§ Aim of the task
Among the lines of these entries, how many hold the word "有色子行业周涨跌幅"? State only the number.
BEGIN Input records
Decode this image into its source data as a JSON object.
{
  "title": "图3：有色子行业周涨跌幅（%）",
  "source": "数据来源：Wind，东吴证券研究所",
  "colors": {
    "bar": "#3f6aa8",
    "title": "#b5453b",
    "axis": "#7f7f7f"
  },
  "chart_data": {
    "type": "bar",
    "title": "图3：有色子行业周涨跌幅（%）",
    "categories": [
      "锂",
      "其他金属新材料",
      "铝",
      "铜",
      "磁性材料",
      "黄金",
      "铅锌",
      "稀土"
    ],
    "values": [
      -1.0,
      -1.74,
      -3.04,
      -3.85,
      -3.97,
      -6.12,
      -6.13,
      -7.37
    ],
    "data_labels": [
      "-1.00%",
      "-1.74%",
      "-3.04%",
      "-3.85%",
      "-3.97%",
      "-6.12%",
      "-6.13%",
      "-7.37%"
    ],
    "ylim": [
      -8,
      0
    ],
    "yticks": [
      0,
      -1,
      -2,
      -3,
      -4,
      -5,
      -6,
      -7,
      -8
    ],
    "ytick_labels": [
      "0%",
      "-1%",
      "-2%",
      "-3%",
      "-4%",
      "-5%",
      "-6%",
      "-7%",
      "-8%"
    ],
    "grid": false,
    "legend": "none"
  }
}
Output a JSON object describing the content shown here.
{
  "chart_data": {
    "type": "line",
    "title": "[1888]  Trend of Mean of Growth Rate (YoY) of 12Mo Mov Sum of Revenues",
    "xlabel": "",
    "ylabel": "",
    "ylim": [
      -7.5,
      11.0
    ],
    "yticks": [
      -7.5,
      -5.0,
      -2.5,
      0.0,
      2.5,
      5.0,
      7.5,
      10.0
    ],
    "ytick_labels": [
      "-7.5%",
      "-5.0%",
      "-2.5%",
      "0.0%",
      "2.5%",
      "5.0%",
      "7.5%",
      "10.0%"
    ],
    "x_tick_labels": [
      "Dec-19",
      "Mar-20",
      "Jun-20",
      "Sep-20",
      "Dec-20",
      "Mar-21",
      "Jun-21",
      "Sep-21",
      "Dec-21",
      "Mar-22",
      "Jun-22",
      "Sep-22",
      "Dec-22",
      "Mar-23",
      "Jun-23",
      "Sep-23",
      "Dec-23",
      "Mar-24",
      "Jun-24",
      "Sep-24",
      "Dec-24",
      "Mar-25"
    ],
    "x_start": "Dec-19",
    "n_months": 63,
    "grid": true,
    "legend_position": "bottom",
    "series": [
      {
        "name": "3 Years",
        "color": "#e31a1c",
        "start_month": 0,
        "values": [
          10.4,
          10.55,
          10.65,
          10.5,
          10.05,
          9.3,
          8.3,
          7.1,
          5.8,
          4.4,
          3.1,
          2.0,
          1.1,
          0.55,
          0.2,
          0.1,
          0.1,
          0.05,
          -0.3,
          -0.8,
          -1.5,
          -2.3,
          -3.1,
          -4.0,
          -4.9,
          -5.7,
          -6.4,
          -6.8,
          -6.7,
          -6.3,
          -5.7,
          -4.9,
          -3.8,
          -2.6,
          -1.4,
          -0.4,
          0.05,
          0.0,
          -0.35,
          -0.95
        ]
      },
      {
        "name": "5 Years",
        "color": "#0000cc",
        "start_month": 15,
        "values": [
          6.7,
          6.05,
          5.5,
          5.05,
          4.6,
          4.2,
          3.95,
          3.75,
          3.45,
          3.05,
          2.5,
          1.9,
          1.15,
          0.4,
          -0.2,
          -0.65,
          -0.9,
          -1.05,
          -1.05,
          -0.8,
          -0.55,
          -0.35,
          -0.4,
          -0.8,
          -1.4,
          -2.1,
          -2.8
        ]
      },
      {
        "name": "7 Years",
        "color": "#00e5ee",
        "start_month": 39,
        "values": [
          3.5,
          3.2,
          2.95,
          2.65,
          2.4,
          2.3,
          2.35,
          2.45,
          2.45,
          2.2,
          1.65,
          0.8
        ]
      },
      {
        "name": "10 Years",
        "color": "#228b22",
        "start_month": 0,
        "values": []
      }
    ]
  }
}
END Input records
§ Complete output
2